**DATA FOR THIS EXERCISE**:

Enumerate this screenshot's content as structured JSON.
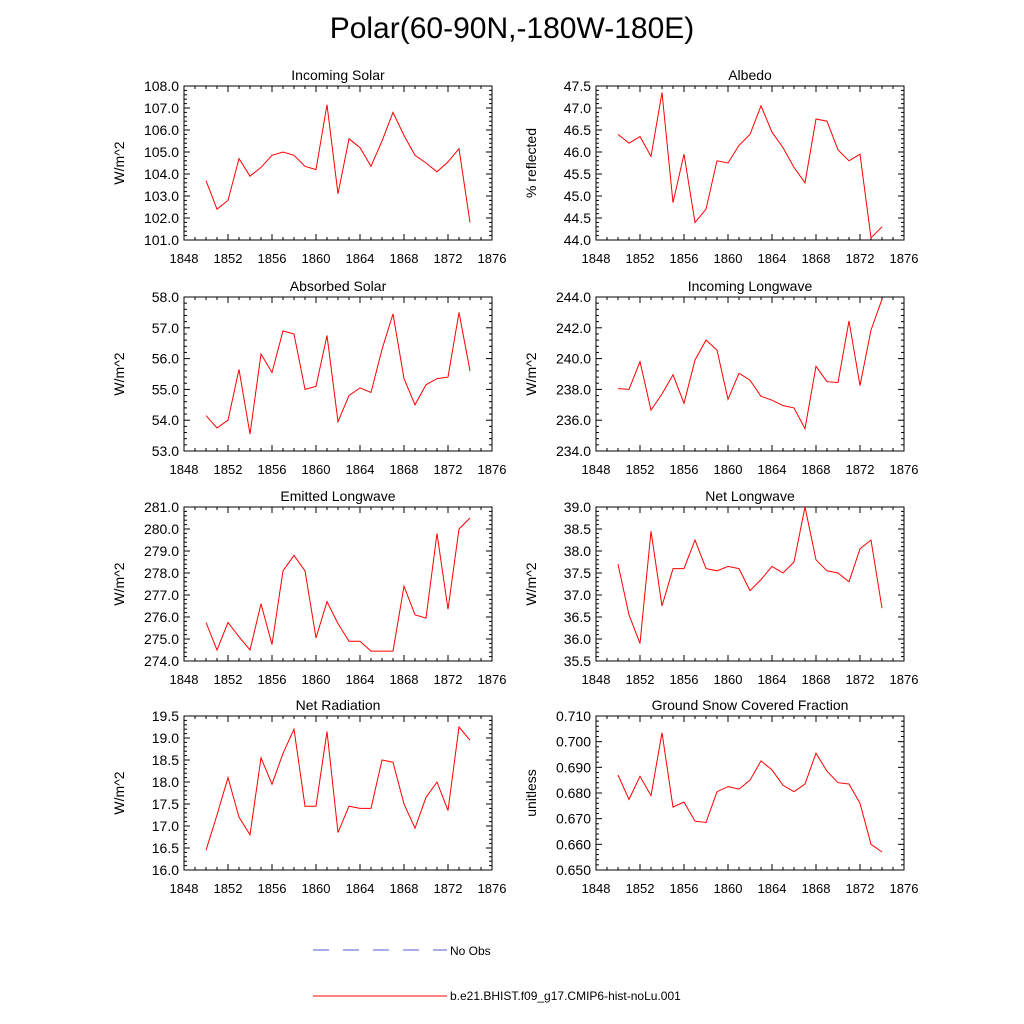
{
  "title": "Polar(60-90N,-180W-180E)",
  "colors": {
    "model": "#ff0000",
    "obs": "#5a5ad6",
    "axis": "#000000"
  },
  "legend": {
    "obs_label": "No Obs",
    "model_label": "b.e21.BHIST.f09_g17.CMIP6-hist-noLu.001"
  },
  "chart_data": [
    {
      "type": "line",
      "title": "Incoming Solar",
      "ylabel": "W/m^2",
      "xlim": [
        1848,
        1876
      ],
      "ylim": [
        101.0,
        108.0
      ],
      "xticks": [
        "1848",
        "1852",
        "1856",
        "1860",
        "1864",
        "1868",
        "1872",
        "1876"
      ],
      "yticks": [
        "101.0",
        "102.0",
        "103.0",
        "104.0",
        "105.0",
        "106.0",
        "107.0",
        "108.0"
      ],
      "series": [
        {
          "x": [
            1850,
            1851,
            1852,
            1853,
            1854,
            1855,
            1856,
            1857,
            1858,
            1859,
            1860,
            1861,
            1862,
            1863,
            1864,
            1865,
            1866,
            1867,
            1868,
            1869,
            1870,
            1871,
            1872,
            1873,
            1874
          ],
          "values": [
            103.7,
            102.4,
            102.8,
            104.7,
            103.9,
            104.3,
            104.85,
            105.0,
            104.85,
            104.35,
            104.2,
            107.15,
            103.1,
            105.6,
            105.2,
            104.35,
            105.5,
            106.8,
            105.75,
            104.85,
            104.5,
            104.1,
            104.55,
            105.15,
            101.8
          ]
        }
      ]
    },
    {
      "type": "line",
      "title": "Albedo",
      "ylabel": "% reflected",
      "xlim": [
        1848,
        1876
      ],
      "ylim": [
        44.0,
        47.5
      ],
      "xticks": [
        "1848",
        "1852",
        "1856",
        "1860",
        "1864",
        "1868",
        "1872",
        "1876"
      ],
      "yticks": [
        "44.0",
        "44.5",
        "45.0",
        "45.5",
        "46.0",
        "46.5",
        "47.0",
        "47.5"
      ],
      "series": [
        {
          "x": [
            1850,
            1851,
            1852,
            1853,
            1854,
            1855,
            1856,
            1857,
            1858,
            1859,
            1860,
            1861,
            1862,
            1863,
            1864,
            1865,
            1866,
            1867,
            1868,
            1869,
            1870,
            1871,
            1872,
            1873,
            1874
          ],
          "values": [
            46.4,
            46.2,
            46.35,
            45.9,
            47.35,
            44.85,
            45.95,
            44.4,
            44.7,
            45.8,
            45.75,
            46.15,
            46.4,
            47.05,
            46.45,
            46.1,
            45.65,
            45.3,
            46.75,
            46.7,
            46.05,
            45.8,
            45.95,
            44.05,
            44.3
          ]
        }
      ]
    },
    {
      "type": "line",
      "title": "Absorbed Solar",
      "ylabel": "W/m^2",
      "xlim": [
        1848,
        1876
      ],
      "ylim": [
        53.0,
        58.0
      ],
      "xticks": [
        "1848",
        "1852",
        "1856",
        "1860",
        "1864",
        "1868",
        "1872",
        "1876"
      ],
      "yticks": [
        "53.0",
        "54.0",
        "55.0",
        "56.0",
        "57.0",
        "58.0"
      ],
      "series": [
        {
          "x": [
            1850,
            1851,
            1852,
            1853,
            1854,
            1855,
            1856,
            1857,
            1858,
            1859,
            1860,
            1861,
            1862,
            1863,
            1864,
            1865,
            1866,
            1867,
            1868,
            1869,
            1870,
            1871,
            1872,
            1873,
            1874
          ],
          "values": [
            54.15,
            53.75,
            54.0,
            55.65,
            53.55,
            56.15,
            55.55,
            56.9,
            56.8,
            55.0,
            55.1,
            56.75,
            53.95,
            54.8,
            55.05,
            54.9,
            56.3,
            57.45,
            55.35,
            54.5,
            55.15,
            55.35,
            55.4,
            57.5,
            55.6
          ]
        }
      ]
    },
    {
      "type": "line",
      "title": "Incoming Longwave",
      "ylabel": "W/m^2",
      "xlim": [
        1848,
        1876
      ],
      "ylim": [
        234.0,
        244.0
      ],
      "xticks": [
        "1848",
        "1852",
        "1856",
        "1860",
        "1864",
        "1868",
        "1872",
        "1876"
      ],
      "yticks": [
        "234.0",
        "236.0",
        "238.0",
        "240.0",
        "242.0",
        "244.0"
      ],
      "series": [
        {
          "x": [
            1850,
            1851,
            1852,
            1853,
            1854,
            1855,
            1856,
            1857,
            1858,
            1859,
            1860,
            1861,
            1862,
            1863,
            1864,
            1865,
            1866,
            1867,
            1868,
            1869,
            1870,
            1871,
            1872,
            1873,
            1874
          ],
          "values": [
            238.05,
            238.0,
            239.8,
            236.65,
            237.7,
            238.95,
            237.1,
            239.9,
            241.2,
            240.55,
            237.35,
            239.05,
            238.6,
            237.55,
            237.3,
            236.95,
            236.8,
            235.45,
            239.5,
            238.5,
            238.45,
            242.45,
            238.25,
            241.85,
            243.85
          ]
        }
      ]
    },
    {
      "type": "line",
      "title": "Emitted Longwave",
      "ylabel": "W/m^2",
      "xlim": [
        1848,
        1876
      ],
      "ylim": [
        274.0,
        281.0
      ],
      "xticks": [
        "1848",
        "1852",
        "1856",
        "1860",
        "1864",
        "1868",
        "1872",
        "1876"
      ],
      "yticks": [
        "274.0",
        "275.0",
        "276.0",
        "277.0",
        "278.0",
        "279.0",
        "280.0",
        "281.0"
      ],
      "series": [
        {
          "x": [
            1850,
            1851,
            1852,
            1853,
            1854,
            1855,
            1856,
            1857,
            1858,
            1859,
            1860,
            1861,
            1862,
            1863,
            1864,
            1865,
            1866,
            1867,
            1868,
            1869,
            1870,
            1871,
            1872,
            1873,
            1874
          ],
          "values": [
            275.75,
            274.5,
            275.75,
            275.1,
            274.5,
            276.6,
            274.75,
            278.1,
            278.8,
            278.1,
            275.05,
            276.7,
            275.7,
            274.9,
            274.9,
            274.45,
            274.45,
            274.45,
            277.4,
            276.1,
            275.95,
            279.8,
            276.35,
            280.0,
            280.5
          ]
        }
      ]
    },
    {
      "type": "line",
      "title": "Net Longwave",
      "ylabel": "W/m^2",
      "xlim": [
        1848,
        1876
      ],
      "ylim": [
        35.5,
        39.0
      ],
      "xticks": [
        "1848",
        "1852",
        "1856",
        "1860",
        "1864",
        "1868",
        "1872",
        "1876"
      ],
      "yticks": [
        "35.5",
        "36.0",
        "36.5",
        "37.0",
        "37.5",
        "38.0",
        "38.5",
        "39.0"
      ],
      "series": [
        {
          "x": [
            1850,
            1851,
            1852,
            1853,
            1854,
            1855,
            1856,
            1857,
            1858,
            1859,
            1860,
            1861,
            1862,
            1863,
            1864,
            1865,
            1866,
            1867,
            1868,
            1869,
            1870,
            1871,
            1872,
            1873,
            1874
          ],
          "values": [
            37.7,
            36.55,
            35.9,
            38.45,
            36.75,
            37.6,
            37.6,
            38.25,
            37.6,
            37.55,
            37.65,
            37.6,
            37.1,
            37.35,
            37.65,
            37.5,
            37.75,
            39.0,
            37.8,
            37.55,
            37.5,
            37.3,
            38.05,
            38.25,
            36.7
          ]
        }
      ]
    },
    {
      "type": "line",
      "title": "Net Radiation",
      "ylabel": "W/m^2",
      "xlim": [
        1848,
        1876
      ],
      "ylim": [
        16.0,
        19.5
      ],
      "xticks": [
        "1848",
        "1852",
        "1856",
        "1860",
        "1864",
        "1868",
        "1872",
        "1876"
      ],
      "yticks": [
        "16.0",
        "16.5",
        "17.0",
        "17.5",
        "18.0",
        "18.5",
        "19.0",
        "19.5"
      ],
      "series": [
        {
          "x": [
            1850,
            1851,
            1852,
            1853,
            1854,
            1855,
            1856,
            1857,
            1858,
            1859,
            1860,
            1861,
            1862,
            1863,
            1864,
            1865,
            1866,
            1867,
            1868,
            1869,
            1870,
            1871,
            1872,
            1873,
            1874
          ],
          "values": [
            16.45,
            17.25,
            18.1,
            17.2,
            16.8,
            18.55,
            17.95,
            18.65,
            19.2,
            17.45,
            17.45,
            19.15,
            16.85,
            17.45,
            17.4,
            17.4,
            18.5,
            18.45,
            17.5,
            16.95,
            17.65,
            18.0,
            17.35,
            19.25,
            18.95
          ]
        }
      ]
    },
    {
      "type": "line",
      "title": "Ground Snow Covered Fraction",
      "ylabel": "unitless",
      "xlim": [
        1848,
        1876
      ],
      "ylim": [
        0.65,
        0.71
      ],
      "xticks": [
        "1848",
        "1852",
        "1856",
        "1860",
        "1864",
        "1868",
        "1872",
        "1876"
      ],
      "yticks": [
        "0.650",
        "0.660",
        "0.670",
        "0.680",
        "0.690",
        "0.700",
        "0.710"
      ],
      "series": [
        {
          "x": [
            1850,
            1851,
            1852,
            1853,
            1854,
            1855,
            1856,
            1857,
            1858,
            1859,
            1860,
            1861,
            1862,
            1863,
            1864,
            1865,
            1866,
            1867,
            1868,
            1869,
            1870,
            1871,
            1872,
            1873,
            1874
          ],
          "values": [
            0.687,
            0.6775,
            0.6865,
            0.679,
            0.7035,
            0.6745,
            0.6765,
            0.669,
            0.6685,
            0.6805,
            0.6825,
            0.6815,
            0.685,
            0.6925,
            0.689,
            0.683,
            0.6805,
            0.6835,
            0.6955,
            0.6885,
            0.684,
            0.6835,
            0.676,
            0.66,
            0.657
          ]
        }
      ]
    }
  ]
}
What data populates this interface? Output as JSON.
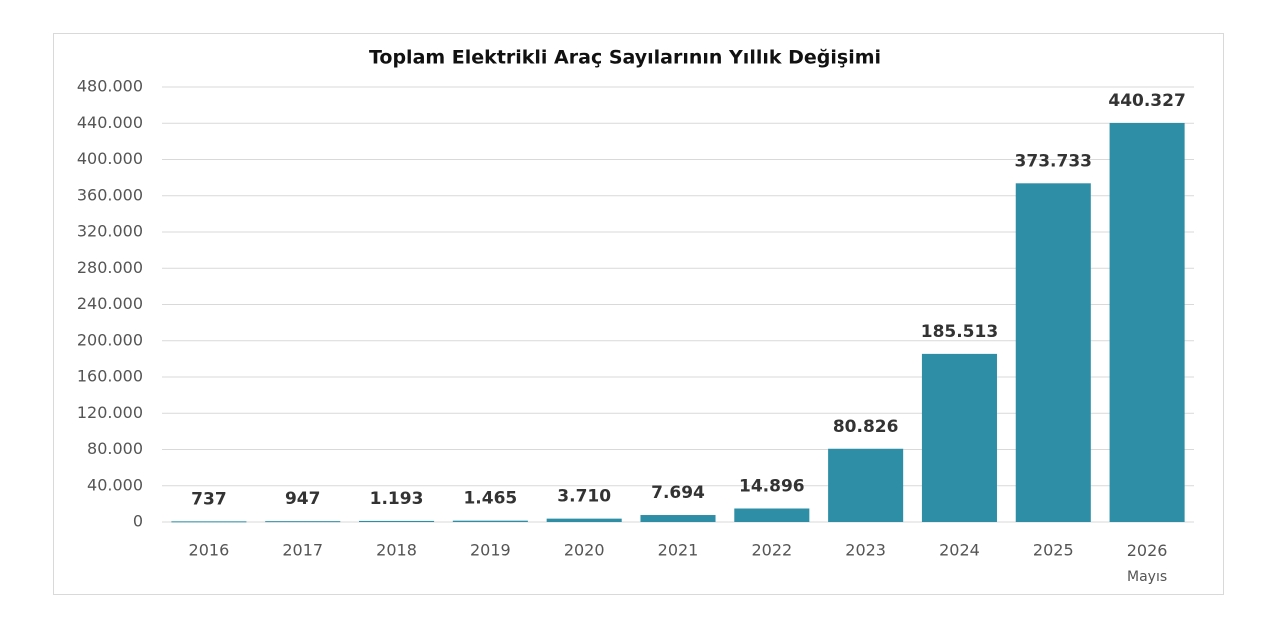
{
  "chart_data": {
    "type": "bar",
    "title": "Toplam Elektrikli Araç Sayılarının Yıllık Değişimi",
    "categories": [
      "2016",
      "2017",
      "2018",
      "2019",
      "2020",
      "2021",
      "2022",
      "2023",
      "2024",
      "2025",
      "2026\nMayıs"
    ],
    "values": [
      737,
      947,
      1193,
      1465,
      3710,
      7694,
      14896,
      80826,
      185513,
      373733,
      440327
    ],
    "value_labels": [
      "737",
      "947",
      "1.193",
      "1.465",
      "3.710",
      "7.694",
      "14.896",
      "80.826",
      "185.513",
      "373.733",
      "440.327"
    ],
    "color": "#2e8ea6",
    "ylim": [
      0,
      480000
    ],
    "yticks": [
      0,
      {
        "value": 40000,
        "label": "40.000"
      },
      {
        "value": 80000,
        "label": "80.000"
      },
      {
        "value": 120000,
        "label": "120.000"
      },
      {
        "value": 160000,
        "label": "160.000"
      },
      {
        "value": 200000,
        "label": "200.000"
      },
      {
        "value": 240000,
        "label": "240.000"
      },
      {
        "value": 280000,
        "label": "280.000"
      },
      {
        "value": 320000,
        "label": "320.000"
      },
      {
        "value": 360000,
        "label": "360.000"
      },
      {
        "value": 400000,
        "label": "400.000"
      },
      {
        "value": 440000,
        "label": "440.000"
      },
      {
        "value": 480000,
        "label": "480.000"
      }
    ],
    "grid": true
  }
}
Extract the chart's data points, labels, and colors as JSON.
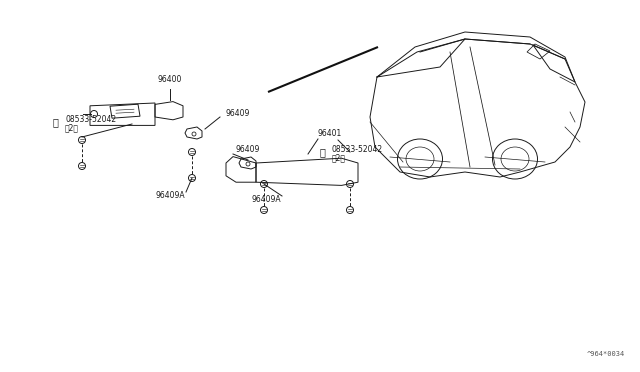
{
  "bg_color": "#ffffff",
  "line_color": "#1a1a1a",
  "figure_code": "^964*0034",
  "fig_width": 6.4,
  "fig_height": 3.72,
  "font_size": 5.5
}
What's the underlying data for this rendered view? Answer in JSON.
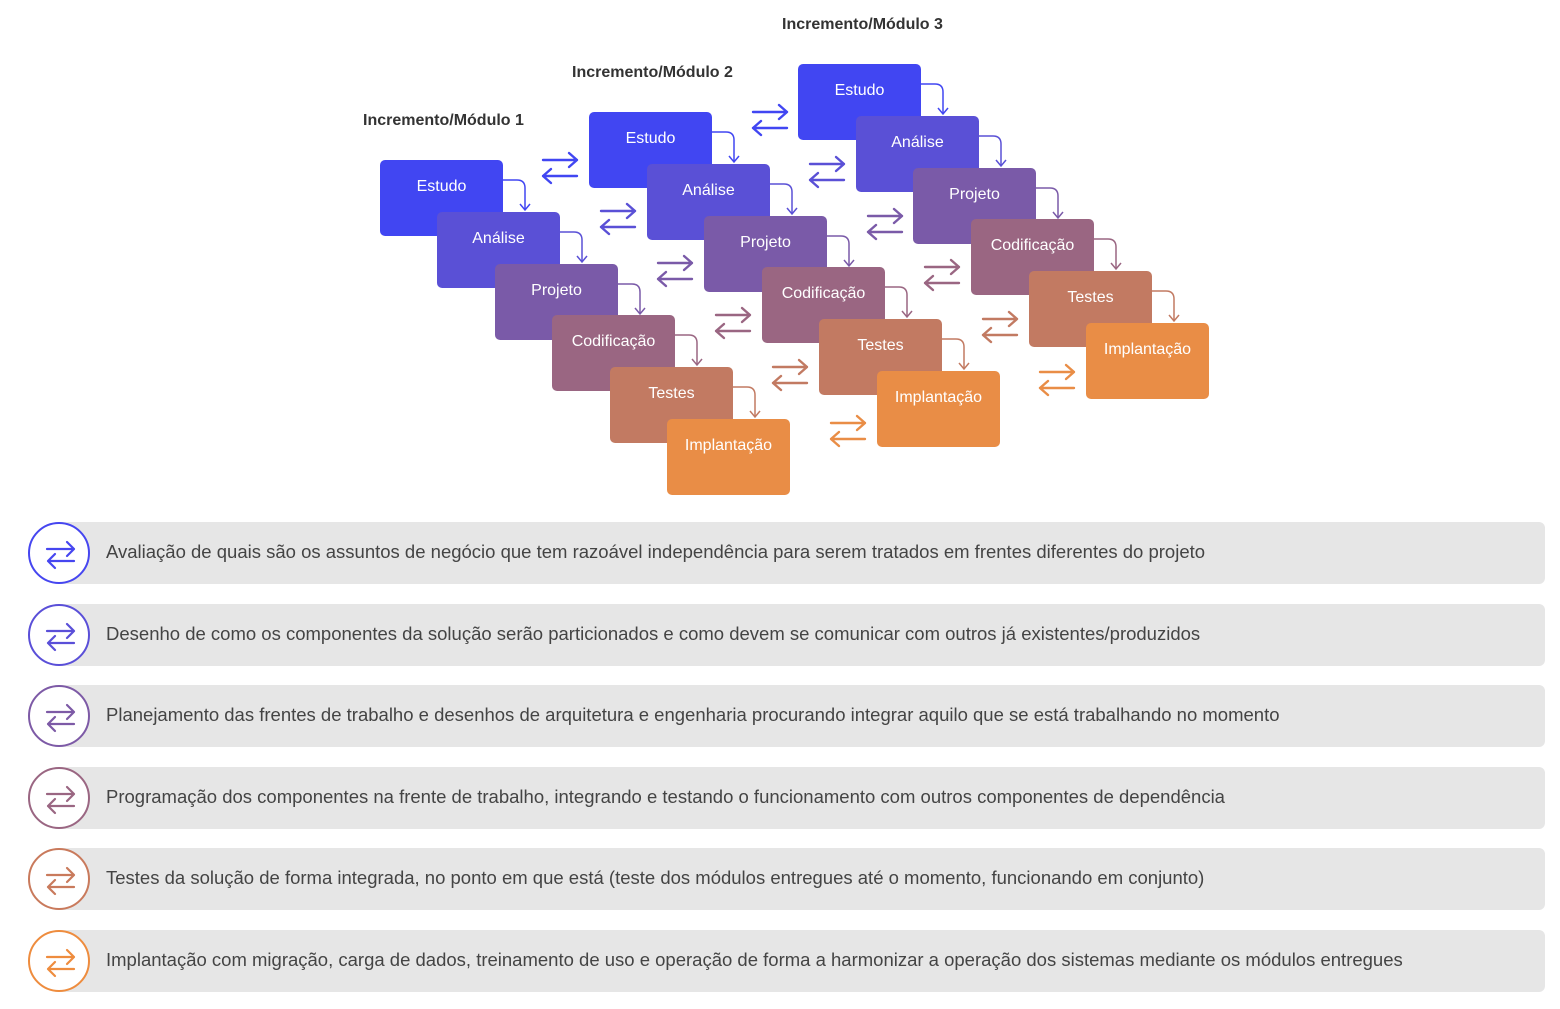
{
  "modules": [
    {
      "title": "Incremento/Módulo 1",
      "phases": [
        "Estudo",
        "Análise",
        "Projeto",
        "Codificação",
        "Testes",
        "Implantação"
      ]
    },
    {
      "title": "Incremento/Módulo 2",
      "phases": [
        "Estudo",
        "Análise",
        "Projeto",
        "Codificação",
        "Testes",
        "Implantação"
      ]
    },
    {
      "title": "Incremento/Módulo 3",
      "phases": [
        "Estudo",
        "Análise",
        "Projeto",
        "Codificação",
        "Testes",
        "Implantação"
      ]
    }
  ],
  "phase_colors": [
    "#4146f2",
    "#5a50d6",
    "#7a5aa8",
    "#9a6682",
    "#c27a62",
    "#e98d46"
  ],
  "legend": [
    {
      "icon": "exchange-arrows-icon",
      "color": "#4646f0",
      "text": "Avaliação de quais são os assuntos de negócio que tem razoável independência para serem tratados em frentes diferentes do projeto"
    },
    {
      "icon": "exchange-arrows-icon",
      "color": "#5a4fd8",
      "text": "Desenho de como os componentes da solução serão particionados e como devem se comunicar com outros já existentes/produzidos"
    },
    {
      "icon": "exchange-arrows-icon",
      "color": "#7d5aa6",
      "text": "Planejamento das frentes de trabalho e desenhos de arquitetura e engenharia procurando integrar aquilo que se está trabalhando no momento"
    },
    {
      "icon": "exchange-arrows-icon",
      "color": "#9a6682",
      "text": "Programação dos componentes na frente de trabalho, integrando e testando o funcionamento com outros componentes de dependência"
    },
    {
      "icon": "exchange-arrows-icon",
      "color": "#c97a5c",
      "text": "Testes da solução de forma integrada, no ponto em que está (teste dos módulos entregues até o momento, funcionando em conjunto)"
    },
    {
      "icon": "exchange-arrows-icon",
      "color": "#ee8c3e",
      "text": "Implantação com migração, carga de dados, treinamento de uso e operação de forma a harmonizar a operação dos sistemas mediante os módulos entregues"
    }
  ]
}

**GIVEN REQUEST**: In how many lines of the data does the string "Solar" appear? Give only the number.

**PROBLEM SOLUTION**: 2